Categories: Uncategorized

Blog ➥ Category

Published May 15, 2024

Catherine Cavella, ESQ.

Patents are an integral mechanism for protecting innovation and allowing inventors to control the practicality and future of an original creation. In the technology space, patents are a tool to continue the swift advance of technology around us. For decades, however, software was not considered patentable by the United States Patent and Trademark Office (USPTO). 


However, in 2020, software-related patents constituted over 60% of the patents granted in the United States. In the 1980s, the Supreme Court opened the door to the patentability of software. By the end of the 1990s, nearly all software and other “business methods” were considered patentable. Then, in 2014, the U.S. Supreme Court dramatically pulled back protection of software patents, creating an additional barrier of eligibility to overcome. Some doubted software innovators would continue to pursue patents given the increased hurdles and expense. However, the 10 years following the landmark 2014 decision, Alice Corp. v. CLS Bank, have witnessed an influx of computer technology into patent applications, signaling a burgeoning trend toward securing software inventions.

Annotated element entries
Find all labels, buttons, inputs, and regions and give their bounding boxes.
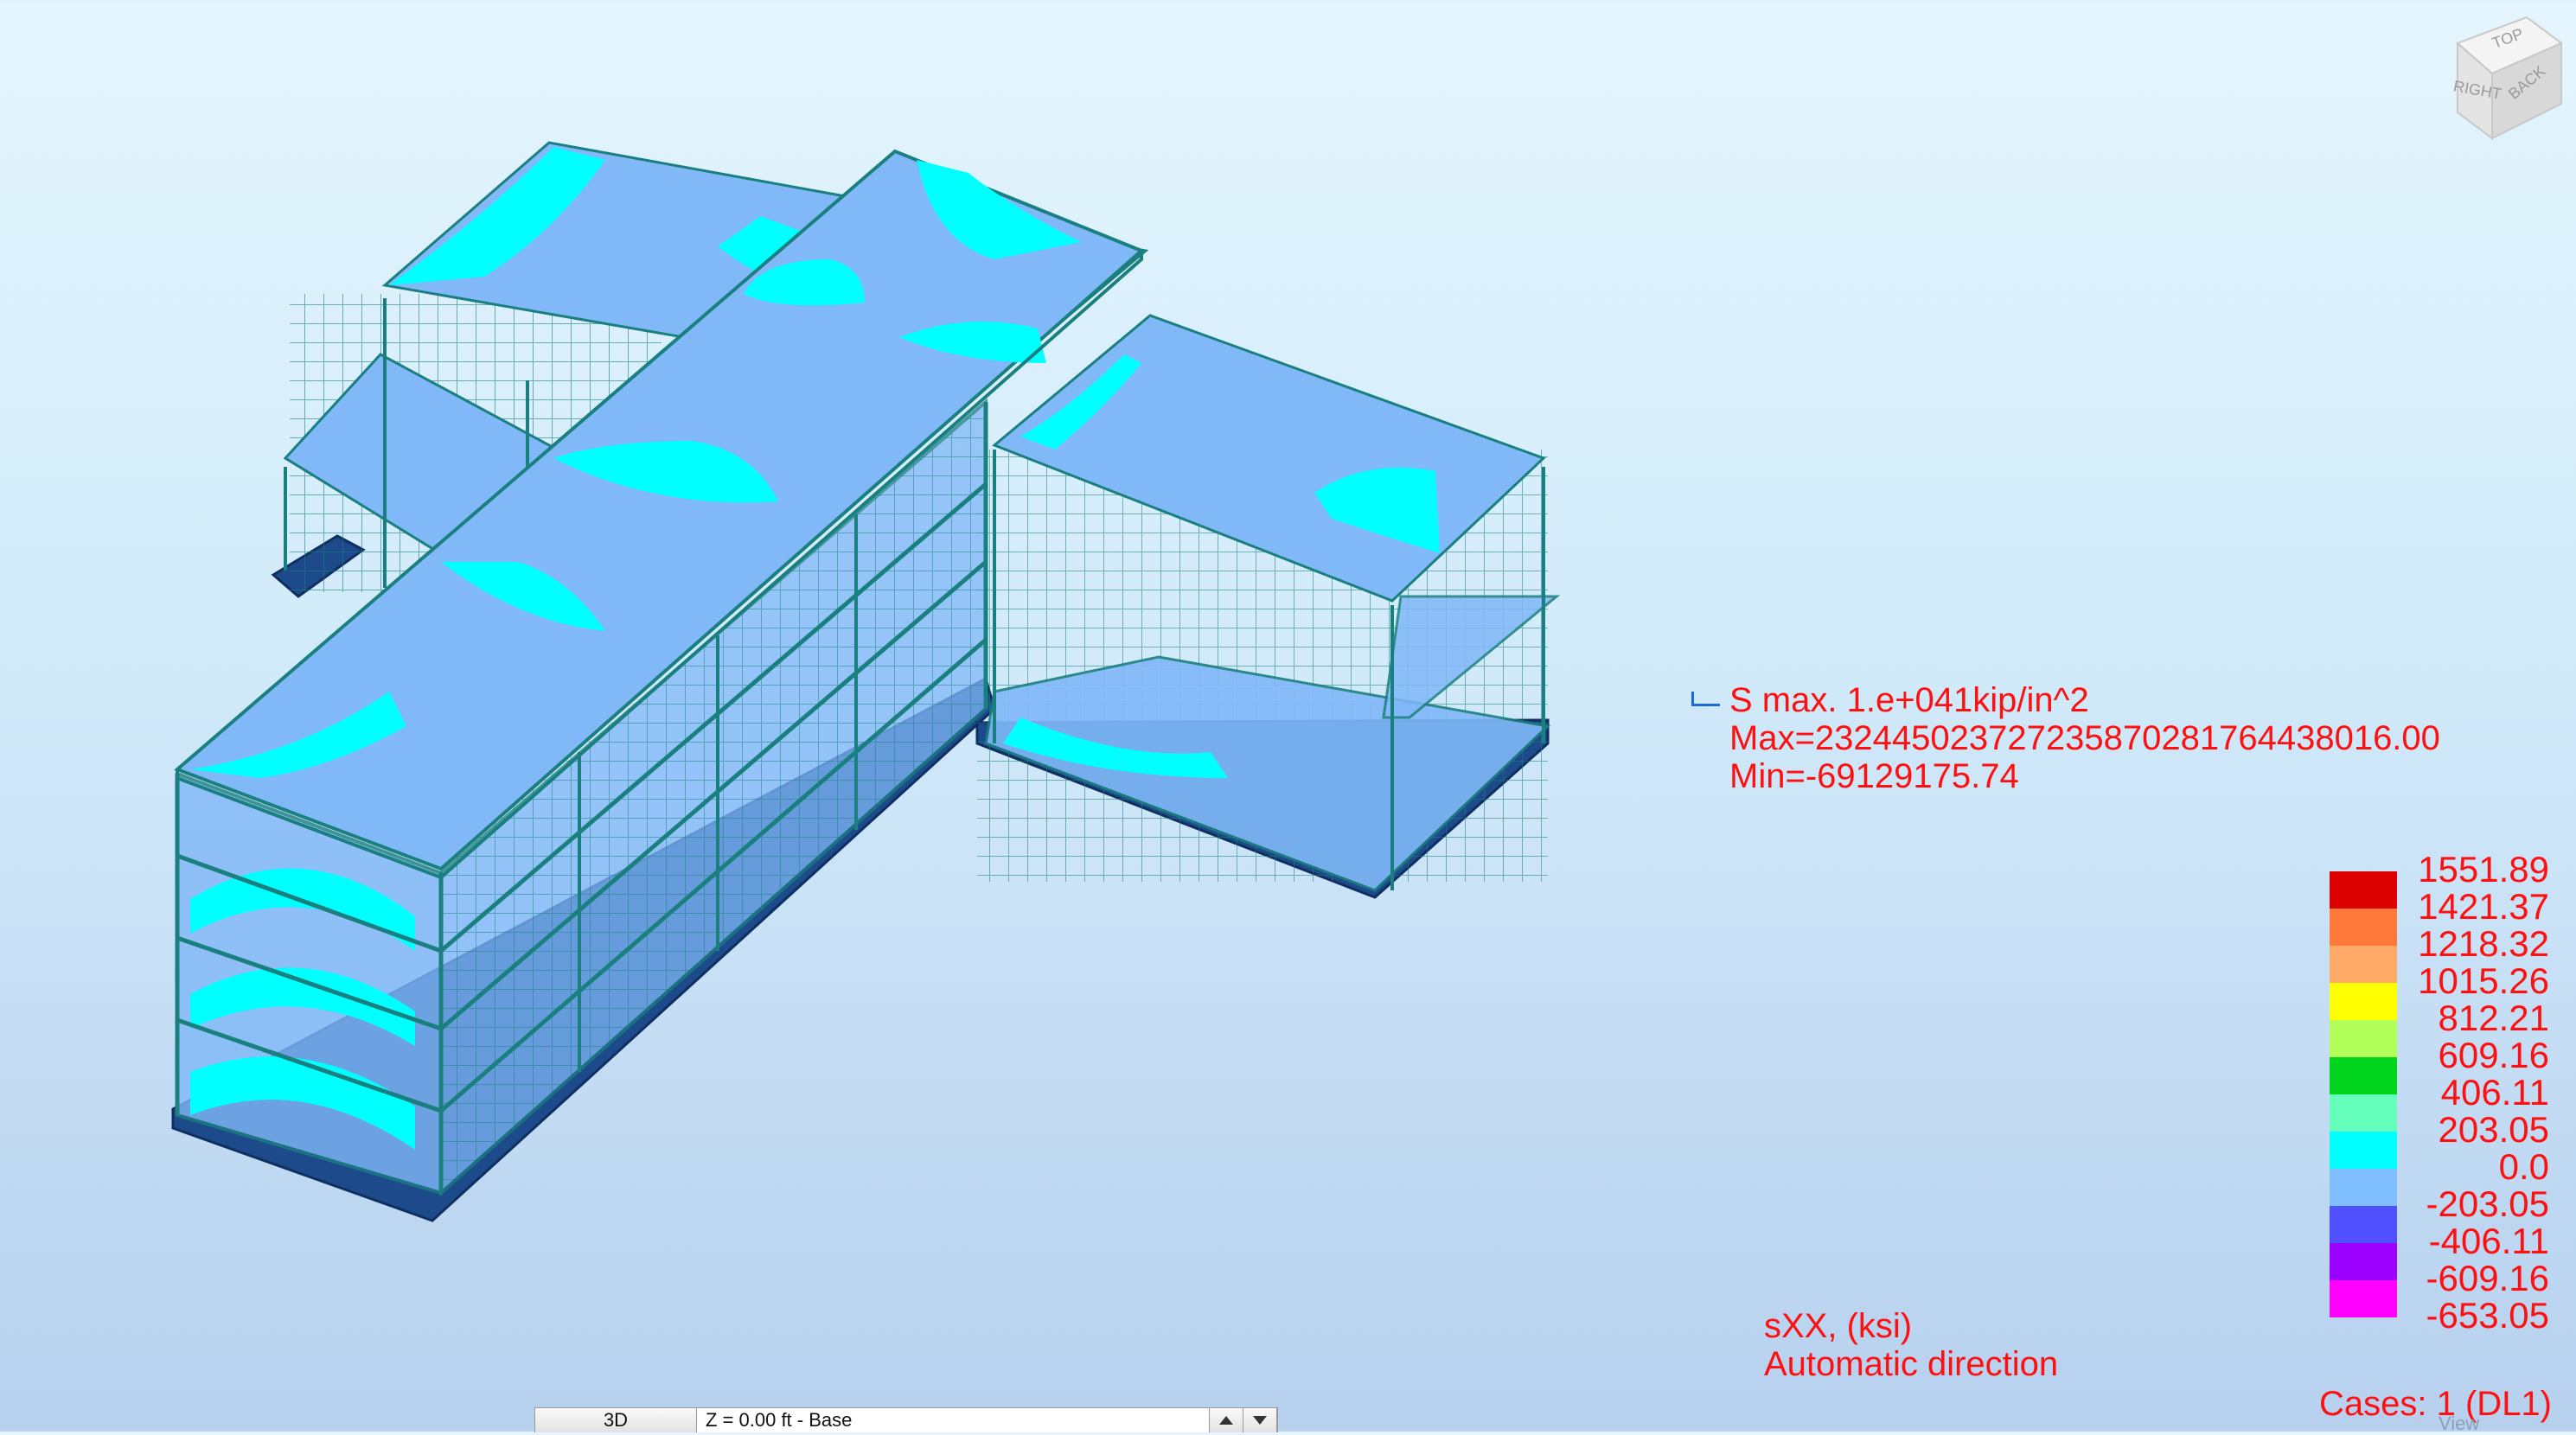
stress-min-value: Min=-69129175.74 <box>1729 757 2019 795</box>
legend-row: -203.05 <box>2330 1183 2554 1243</box>
legend-label: 1218.32 <box>2418 923 2549 964</box>
color-legend: 1551.89 1421.37 1218.32 1015.26 812.21 609.16… <box>2330 849 2554 1336</box>
legend-label: 406.11 <box>2440 1072 2549 1113</box>
load-cases-label: Cases: 1 (DL1) <box>2319 1385 2552 1423</box>
3d-viewport[interactable]: S max. 1.e+041kip/in^2 Max=2324450237272… <box>0 0 2576 1432</box>
stress-summary-marker-icon <box>1691 692 1720 706</box>
chevron-down-icon <box>1253 1416 1267 1425</box>
view-label: View <box>2439 1413 2480 1434</box>
legend-row: 812.21 <box>2330 998 2554 1057</box>
legend-label: -203.05 <box>2426 1183 2549 1224</box>
stress-max-value: Max=23244502372723587028176443801​6.00 <box>1729 719 2440 757</box>
legend-label: 1551.89 <box>2418 849 2549 890</box>
view-status-bar: 3D Z = 0.00 ft - Base <box>534 1407 1278 1432</box>
legend-label: 1421.37 <box>2418 886 2549 927</box>
legend-row: -653.05 <box>2330 1295 2554 1336</box>
legend-label: 0.0 <box>2498 1146 2549 1187</box>
legend-row: 0.0 <box>2330 1146 2554 1206</box>
plane-up-button[interactable] <box>1210 1408 1243 1432</box>
arrow-up-icon <box>1219 1416 1233 1425</box>
legend-row: -406.11 <box>2330 1221 2554 1280</box>
viewcube-icon[interactable]: TOP RIGHT BACK <box>2440 0 2570 147</box>
legend-label: -653.05 <box>2426 1295 2549 1336</box>
legend-row: 1421.37 <box>2330 886 2554 946</box>
legend-label: -609.16 <box>2426 1258 2549 1298</box>
result-component: sXX, (ksi) <box>1764 1307 1913 1345</box>
legend-label: 609.16 <box>2438 1035 2549 1075</box>
legend-row: 406.11 <box>2330 1072 2554 1132</box>
stress-summary: S max. 1.e+041kip/in^2 Max=2324450237272… <box>1691 681 2440 795</box>
legend-label: -406.11 <box>2428 1221 2549 1261</box>
legend-row: -609.16 <box>2330 1258 2554 1317</box>
legend-row: 609.16 <box>2330 1035 2554 1094</box>
right-wing <box>977 314 1561 892</box>
result-description: sXX, (ksi) Automatic direction <box>1764 1307 2058 1383</box>
view-mode-button[interactable]: 3D <box>535 1408 697 1432</box>
legend-label: 812.21 <box>2438 998 2549 1038</box>
legend-label: 1015.26 <box>2418 960 2549 1001</box>
legend-row: 203.05 <box>2330 1109 2554 1169</box>
plane-dropdown-button[interactable] <box>1243 1408 1277 1432</box>
legend-row: 1218.32 <box>2330 923 2554 983</box>
stress-max-title: S max. 1.e+041kip/in^2 <box>1729 681 2089 719</box>
legend-row: 1551.89 <box>2330 849 2554 909</box>
result-direction: Automatic direction <box>1764 1345 2059 1383</box>
legend-label: 203.05 <box>2438 1109 2549 1150</box>
legend-row: 1015.26 <box>2330 960 2554 1020</box>
work-plane-select[interactable]: Z = 0.00 ft - Base <box>697 1408 1210 1432</box>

#### PROBLEMS AND TASKS
1. In the article on software patents, what share of the patents granted in the United States in 2020 were software-related?
2. Carry the article on software patents forward from its final sentence.
The records were drawn from a separate source and bear no relation to the text.

#### RESPONSES FOR EACH TASK
1. Software-related patents made up over 60% of them.

2.
So, what are the essentials for joining this wave of software patents?


Requirements for Software Patents

The Alice case verdict set off a crucial shift in patent applications, forcing inventors and patent attorneys to re-think and re-articulate the inventive concepts behind the software being patented. In the years that followed, new guidance from the USPTO and the Courts have defined how software patent claims must be approached. Now, more inventors are able to protect their hard work and power their ideas. Software patents must fulfill the same core criteria that are applicable to all patent types: they must be new, useful, and non-obvious. But first they need to survive eligibility analysis: Are they patent-eligible or are they merely abstract ideas? Abstract ideas and laws of nature are not patent-eligible.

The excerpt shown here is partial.